# START OF Data rows

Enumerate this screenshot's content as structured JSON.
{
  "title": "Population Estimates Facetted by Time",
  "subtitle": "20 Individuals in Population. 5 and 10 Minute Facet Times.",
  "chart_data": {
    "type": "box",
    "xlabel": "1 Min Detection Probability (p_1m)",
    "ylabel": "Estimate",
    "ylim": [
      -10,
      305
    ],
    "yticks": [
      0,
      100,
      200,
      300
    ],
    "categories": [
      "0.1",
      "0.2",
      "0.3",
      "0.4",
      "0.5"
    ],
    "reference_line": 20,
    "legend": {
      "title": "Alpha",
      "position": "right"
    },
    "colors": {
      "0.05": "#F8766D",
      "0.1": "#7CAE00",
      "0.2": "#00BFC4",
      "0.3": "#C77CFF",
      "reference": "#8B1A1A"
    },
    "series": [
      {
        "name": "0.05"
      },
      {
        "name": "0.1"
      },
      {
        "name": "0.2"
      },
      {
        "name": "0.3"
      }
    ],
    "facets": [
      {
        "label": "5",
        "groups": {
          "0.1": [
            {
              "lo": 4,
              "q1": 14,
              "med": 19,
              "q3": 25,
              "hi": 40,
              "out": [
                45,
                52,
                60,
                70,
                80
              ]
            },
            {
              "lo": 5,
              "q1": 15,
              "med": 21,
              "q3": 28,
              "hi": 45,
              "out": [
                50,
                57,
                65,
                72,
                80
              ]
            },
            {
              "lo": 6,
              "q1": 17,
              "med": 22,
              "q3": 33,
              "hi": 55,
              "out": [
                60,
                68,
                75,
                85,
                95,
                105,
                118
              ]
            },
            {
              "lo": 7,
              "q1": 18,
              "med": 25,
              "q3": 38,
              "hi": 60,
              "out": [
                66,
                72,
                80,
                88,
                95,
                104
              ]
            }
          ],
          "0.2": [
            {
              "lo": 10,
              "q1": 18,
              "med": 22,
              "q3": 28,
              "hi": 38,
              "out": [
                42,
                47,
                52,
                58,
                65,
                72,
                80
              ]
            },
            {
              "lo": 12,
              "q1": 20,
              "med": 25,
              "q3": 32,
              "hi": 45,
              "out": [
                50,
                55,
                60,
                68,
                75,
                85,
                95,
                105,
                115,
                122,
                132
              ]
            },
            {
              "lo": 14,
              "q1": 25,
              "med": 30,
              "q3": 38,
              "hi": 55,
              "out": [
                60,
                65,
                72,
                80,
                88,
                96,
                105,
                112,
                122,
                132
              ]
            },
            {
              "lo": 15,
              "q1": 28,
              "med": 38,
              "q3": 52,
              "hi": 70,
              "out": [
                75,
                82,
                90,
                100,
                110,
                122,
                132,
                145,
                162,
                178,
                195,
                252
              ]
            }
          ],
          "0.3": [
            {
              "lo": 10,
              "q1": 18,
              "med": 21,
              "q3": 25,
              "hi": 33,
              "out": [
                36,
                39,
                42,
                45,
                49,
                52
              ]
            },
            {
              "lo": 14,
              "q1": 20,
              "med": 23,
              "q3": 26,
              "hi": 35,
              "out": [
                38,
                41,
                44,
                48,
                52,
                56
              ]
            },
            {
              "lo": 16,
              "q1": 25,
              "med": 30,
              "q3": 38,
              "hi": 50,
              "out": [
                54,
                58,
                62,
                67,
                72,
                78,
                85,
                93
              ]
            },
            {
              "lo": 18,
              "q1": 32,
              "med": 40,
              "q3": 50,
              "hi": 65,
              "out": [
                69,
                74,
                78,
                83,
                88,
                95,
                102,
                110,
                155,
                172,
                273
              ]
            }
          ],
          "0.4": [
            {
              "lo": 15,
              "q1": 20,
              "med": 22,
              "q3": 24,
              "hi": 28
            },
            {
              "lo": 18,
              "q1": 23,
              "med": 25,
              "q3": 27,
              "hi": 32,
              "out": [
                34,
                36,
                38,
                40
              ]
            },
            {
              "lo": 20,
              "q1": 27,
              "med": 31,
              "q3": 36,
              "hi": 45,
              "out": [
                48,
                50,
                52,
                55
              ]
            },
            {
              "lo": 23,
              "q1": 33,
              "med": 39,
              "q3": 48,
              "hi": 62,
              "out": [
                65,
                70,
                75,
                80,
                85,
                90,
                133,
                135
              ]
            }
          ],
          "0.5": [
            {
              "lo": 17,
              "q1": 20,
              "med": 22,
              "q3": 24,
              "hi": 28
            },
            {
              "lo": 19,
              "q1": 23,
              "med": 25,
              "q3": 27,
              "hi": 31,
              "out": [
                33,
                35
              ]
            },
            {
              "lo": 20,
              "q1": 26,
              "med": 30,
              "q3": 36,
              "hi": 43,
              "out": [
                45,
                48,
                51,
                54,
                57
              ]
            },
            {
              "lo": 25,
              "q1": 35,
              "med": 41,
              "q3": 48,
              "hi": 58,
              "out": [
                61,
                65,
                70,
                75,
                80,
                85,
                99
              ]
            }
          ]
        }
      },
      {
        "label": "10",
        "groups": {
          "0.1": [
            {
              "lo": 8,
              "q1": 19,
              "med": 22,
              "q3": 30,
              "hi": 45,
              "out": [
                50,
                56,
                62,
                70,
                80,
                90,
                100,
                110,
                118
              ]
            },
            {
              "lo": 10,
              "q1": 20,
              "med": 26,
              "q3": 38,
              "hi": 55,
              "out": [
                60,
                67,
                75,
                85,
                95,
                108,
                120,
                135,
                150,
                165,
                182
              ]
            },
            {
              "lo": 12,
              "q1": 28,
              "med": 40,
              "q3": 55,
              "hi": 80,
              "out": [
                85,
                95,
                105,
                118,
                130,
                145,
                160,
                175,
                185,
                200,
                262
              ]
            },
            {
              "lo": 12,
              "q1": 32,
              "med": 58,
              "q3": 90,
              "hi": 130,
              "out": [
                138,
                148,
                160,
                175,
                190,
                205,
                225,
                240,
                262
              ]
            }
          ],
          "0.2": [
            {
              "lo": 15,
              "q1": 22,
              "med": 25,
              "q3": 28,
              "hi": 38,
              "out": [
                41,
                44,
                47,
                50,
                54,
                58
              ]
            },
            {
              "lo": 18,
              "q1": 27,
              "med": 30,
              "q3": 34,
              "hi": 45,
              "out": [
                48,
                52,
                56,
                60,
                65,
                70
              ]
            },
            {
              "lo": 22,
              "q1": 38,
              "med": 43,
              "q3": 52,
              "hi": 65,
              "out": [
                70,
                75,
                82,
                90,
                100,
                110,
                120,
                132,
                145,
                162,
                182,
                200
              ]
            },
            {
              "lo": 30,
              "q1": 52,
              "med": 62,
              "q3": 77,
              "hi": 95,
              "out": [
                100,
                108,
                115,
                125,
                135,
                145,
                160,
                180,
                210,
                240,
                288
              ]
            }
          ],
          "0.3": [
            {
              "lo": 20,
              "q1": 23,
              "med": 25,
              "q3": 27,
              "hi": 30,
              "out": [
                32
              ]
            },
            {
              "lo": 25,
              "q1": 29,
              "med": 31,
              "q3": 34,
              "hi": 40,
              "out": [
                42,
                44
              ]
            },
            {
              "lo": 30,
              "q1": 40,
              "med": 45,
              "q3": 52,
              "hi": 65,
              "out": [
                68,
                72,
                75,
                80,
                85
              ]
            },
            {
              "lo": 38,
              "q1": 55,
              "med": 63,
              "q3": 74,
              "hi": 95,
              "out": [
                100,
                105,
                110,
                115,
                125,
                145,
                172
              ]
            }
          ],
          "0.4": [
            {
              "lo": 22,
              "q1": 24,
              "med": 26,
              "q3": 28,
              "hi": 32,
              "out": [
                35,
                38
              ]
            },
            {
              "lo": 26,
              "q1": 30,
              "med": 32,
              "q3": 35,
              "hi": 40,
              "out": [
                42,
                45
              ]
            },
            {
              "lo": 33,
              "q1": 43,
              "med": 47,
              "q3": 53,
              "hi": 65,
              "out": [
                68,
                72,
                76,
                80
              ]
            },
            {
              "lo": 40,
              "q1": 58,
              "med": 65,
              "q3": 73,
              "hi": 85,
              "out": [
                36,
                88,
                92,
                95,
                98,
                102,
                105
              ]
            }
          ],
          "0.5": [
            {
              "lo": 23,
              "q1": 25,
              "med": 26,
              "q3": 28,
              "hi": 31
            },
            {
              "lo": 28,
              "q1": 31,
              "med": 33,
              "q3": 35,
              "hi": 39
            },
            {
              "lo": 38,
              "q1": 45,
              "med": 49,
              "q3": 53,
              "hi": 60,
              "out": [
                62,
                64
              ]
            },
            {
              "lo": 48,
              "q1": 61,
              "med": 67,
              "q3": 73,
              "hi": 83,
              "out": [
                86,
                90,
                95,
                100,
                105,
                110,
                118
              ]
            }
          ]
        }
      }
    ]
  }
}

# END OF Data rows

■ What the task requires ■
Write out every line of the data that holds the word "Population".

■ Result of the exercise ■
  "title": "Population Estimates Facetted by Time",
  "subtitle": "20 Individuals in Population. 5 and 10 Minute Facet Times.",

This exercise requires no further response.